## Verilen Görev 1:
Fotoğraf sergisi haberinde adı geçen sosyal medya platformlarını sıralayın.
## Verilen Görev 2:
Fotoğraf sergisi haberine göre sanatseverlerle ikinci kez buluşan serginin adı nedir?
## Verilen Görev 3:
Fotoğraf sergisi haberini, son cümlesinin ardından gelecek biçimde sürdürün.

## Metin Bölümü:
━━━━━━
Tarih: 11.05.2022 19:13

BİRİNCİSİ BEĞENİ ALAN SERGİNİN İKİNCİSİ AÇILDI

Facebook Twitter Linked-in

BİRİNCİSİ BEĞENİ ALAN SERGİNİN İKİNCİSİ AÇILDI

Muşlu sanatçıların fotoğraflarının da yer aldığı ‘Doğu ve Batı Sentezi: Kadın ve Emek’ adlı fotoğraf sergisi ikinci defa sanatseverlerle buluştu.
━━━━━━
## Kayıtlı Bilgiler:
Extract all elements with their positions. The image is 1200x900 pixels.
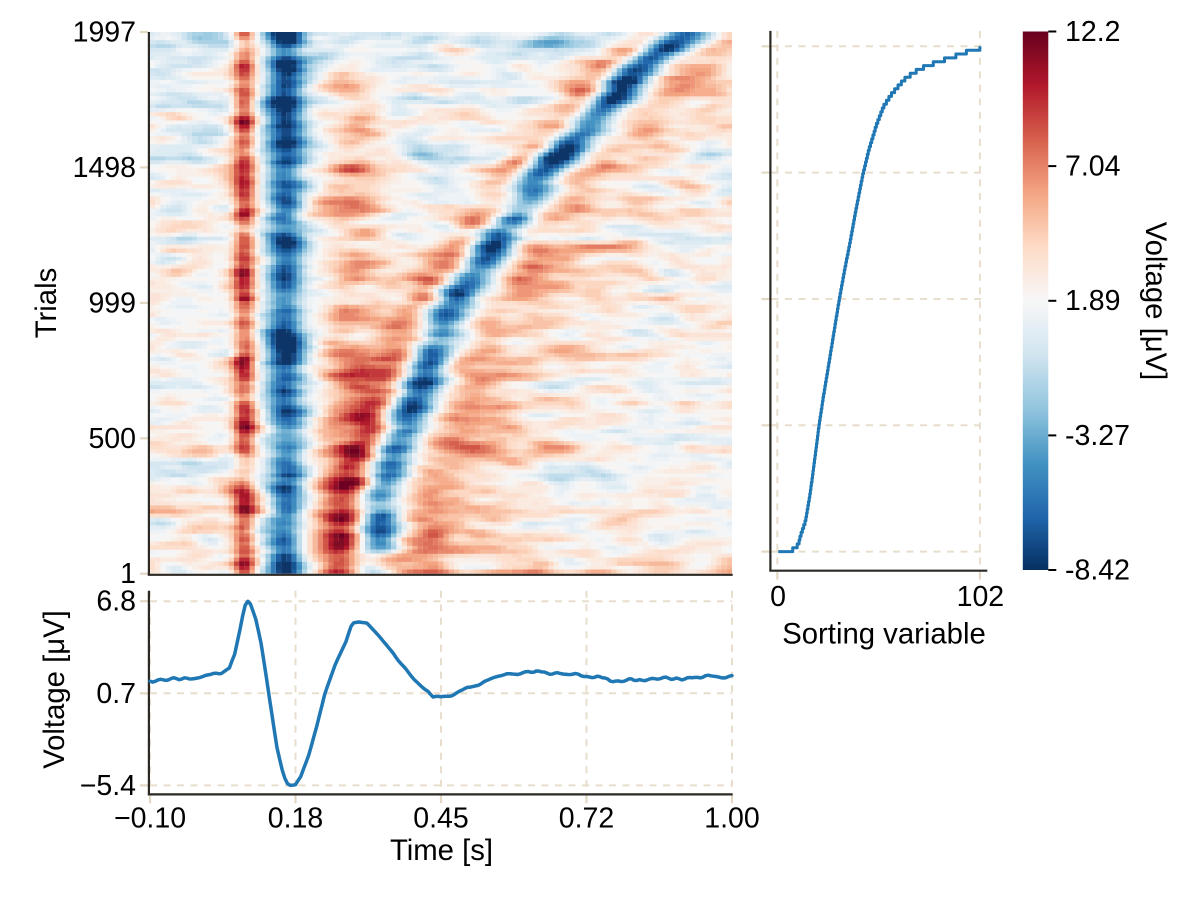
━━━━━━
## Yazılı Yanıt 1:
Haberde adı geçen platformlar Facebook, Twitter ve Linked-in'dir.

## Yazılı Yanıt 2:
Sergi, 'Doğu ve Batı Sentezi: Kadın ve Emek' adını taşıyor.

## Yazılı Yanıt 3:
Geçtiğimiz Mart ayında küratörlüğünü Muşlu hemşerimiz Filiz Özgen Özdemir Şimşek’in yaptığı ve Muşlu fotoğraf sanatçılarının da eserlerinin yer aldığı ‘Doğu ve Batı Sentezi: Kadın ve Emek’ adlı fotoğraf sergisi Ankara Sanayi Odası’nda düzenlenmişti. Büyük beğeni toplayan serginin ikincisi bu defa Ankara Büyükşehir Belediyesi Kent Konseyinde açıldı. 12 Mayıs tarihine kadar açık olacak olan serginin küratörlüğünü ilk sergide olduğu gibi yine Muşlu hemşerimiz Filiz Özgen Özdemir Şimşek yapıyor. Sergide ayrıca Muşlu 3 fotoğraf sanatçısının fotoğrafları da yer alıyor.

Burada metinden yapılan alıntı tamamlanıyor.